Given request: Every record should be written out exactly, please.
◆ ◆ ◆ ◆ ◆
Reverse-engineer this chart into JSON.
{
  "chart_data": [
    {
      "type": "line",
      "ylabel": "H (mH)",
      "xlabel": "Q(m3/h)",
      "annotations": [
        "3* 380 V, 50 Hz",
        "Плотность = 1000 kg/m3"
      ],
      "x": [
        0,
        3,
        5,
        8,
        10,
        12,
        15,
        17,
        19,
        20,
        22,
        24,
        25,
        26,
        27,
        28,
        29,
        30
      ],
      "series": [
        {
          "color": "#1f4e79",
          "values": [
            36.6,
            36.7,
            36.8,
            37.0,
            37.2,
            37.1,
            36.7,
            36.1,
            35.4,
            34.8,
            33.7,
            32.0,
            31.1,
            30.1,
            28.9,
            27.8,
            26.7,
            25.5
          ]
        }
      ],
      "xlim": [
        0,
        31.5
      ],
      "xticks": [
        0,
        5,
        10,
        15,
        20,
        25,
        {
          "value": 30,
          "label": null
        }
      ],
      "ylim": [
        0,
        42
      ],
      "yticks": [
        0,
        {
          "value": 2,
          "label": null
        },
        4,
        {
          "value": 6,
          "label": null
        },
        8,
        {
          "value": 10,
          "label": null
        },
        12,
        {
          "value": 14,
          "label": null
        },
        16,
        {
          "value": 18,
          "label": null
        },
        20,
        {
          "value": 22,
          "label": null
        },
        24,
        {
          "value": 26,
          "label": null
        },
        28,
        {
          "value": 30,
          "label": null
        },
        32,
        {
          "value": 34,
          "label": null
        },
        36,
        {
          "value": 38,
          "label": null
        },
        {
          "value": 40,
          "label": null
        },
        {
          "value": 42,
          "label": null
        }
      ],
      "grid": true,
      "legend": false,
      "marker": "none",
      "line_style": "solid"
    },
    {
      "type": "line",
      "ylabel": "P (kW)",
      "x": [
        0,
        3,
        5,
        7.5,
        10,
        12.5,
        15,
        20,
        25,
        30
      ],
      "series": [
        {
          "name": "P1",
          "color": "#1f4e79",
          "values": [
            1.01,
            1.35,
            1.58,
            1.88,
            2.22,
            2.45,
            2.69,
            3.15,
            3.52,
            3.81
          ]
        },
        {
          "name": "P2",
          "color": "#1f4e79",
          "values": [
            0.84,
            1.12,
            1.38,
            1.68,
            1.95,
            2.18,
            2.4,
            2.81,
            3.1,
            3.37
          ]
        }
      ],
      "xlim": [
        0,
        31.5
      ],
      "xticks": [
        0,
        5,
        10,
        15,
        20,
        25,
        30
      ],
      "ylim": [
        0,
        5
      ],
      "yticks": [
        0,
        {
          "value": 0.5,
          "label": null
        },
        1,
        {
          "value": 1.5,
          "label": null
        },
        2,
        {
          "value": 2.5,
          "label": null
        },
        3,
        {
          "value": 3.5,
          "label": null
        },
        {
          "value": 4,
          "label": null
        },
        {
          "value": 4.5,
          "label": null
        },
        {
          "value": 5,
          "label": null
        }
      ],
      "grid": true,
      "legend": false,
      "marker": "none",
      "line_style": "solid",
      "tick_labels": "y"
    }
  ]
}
◆ ◆ ◆ ◆ ◆
Exercise output:
Reverse-engineer this chart into JSON.
{
  "chart_data": [
    {
      "type": "line",
      "ylabel": "H (mH)",
      "xlabel": "Q(m3/h)",
      "annotations": [
        "3* 380 V, 50 Hz",
        "Плотность = 1000 kg/m3"
      ],
      "x": [
        0,
        3,
        5,
        8,
        10,
        12,
        15,
        17,
        19,
        20,
        22,
        24,
        25,
        26,
        27,
        28,
        29,
        30
      ],
      "series": [
        {
          "color": "#1f4e79",
          "values": [
            36.6,
            36.7,
            36.8,
            37.0,
            37.2,
            37.1,
            36.7,
            36.1,
            35.4,
            34.8,
            33.7,
            32.0,
            31.1,
            30.1,
            28.9,
            27.8,
            26.7,
            25.5
          ]
        }
      ],
      "xlim": [
        0,
        31.5
      ],
      "xticks": [
        0,
        5,
        10,
        15,
        20,
        25,
        {
          "value": 30,
          "label": null
        }
      ],
      "ylim": [
        0,
        42
      ],
      "yticks": [
        0,
        {
          "value": 2,
          "label": null
        },
        4,
        {
          "value": 6,
          "label": null
        },
        8,
        {
          "value": 10,
          "label": null
        },
        12,
        {
          "value": 14,
          "label": null
        },
        16,
        {
          "value": 18,
          "label": null
        },
        20,
        {
          "value": 22,
          "label": null
        },
        24,
        {
          "value": 26,
          "label": null
        },
        28,
        {
          "value": 30,
          "label": null
        },
        32,
        {
          "value": 34,
          "label": null
        },
        36,
        {
          "value": 38,
          "label": null
        },
        {
          "value": 40,
          "label": null
        },
        {
          "value": 42,
          "label": null
        }
      ],
      "grid": true,
      "legend": false,
      "marker": "none",
      "line_style": "solid"
    },
    {
      "type": "line",
      "ylabel": "P (kW)",
      "x": [
        0,
        3,
        5,
        7.5,
        10,
        12.5,
        15,
        20,
        25,
        30
      ],
      "series": [
        {
          "name": "P1",
          "color": "#1f4e79",
          "values": [
            1.01,
            1.35,
            1.58,
            1.88,
            2.22,
            2.45,
            2.69,
            3.15,
            3.52,
            3.81
          ]
        },
        {
          "name": "P2",
          "color": "#1f4e79",
          "values": [
            0.84,
            1.12,
            1.38,
            1.68,
            1.95,
            2.18,
            2.4,
            2.81,
            3.1,
            3.37
          ]
        }
      ],
      "xlim": [
        0,
        31.5
      ],
      "xticks": [
        0,
        5,
        10,
        15,
        20,
        25,
        30
      ],
      "ylim": [
        0,
        5
      ],
      "yticks": [
        0,
        {
          "value": 0.5,
          "label": null
        },
        1,
        {
          "value": 1.5,
          "label": null
        },
        2,
        {
          "value": 2.5,
          "label": null
        },
        3,
        {
          "value": 3.5,
          "label": null
        },
        {
          "value": 4,
          "label": null
        },
        {
          "value": 4.5,
          "label": null
        },
        {
          "value": 5,
          "label": null
        }
      ],
      "grid": true,
      "legend": false,
      "marker": "none",
      "line_style": "solid",
      "tick_labels": "y"
    }
  ]
}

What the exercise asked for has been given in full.